# [Short task]
Copy each line below that contains "What".

# [Record extracts]
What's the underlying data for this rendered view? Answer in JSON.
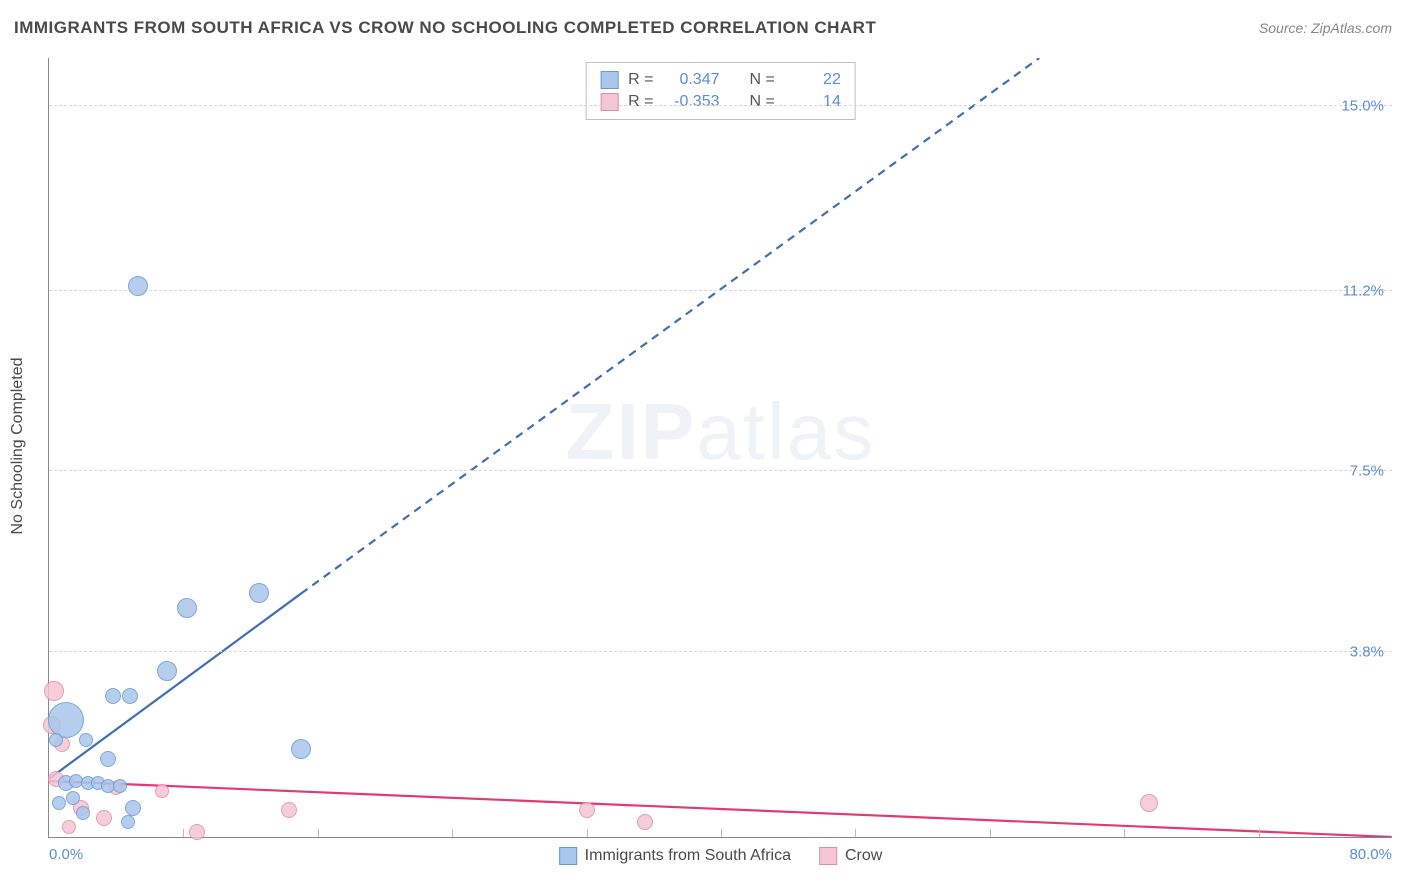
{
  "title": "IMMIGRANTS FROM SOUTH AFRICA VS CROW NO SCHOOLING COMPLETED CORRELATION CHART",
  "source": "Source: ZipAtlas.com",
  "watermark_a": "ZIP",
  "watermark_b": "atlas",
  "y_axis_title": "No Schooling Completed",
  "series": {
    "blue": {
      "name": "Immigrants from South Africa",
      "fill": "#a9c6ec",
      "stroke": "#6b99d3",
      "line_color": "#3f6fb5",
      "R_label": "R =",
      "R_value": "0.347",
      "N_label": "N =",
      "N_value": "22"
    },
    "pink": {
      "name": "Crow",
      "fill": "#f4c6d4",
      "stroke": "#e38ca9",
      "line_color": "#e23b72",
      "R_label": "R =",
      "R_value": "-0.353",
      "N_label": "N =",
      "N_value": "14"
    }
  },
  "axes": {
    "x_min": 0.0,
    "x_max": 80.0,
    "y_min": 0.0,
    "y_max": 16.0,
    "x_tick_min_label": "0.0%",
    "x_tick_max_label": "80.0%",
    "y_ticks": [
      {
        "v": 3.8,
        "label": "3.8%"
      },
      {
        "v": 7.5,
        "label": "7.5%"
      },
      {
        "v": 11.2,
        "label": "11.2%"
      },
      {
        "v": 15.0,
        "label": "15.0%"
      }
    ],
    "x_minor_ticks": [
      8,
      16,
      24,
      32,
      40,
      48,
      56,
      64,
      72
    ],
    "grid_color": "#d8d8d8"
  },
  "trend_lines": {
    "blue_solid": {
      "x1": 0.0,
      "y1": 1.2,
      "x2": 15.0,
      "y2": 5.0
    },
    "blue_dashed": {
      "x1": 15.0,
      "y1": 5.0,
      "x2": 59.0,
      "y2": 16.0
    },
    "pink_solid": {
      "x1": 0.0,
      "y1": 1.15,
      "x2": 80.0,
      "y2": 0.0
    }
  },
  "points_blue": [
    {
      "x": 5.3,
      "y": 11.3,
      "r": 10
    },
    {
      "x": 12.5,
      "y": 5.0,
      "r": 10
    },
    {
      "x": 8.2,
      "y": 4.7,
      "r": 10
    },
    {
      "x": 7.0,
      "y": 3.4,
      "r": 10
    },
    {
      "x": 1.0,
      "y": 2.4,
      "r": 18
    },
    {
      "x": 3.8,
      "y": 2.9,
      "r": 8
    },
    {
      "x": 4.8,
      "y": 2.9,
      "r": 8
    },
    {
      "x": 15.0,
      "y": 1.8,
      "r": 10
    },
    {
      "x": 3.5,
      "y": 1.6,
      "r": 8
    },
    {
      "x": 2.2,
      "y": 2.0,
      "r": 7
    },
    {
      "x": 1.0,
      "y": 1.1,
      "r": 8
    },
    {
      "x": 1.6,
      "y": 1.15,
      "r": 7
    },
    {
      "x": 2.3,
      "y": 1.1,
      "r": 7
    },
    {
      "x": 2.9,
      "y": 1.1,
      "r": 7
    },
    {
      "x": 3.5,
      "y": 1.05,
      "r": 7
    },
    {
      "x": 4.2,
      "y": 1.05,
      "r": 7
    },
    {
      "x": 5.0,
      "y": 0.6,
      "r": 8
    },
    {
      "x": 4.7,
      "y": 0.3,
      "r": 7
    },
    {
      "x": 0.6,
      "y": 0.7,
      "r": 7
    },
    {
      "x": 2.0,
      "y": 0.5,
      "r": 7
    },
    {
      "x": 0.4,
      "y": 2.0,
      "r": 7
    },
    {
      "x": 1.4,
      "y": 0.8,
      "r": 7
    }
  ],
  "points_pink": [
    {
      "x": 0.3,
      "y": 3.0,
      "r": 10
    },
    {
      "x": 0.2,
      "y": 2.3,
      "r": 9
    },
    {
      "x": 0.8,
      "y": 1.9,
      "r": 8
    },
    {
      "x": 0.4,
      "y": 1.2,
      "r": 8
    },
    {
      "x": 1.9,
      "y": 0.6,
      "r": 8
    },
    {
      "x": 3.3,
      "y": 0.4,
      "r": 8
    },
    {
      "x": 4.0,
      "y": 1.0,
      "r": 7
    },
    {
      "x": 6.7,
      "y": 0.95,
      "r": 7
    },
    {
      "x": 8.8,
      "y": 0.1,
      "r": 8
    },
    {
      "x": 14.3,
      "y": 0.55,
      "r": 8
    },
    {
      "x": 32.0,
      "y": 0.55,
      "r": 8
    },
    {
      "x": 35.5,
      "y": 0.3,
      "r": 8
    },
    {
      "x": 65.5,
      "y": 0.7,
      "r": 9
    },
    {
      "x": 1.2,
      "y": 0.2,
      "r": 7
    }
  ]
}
* * *
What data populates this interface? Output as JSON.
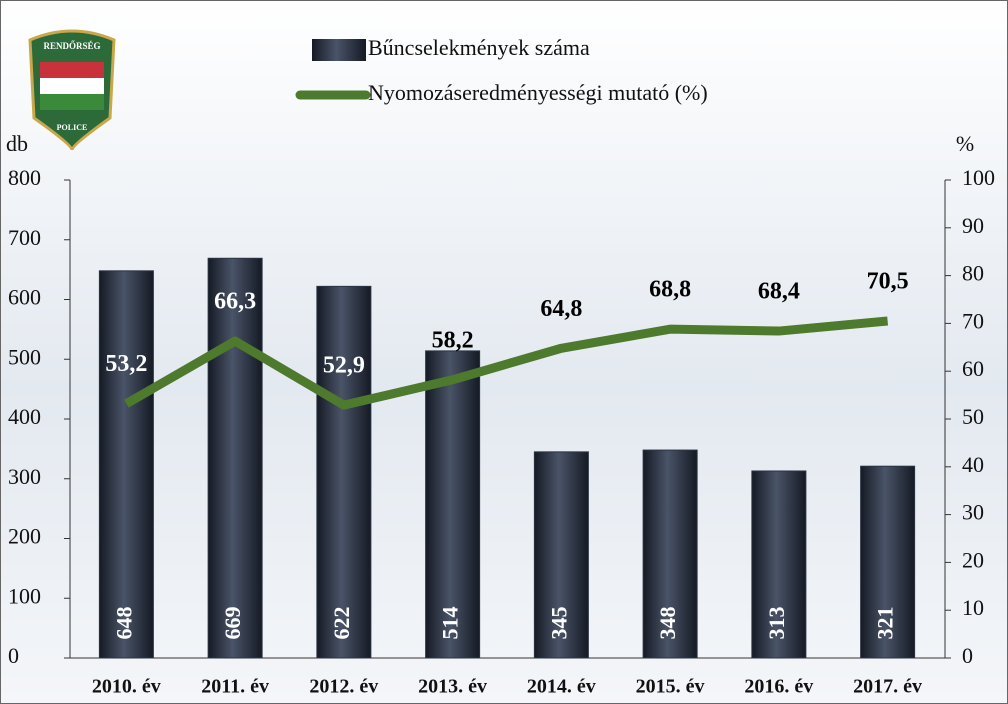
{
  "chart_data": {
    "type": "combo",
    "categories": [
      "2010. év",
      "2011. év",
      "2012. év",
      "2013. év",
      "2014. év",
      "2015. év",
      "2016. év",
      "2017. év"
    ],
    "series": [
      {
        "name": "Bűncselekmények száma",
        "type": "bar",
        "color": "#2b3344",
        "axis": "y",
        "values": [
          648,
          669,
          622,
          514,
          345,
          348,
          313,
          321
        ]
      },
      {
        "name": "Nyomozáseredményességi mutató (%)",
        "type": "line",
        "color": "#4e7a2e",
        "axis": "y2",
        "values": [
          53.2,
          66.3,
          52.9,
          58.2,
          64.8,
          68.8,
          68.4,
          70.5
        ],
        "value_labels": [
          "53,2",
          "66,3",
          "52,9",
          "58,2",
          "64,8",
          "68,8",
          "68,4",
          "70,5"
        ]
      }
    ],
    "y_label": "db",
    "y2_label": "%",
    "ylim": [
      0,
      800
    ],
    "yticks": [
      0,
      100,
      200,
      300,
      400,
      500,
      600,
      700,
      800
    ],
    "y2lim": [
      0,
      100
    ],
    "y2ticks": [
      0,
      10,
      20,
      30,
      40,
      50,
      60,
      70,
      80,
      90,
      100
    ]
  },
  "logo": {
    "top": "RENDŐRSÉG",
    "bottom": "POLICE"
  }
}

# [Response]
What's the underlying data for this rendered view? Answer in JSON.
What data populates this interface? Output as JSON.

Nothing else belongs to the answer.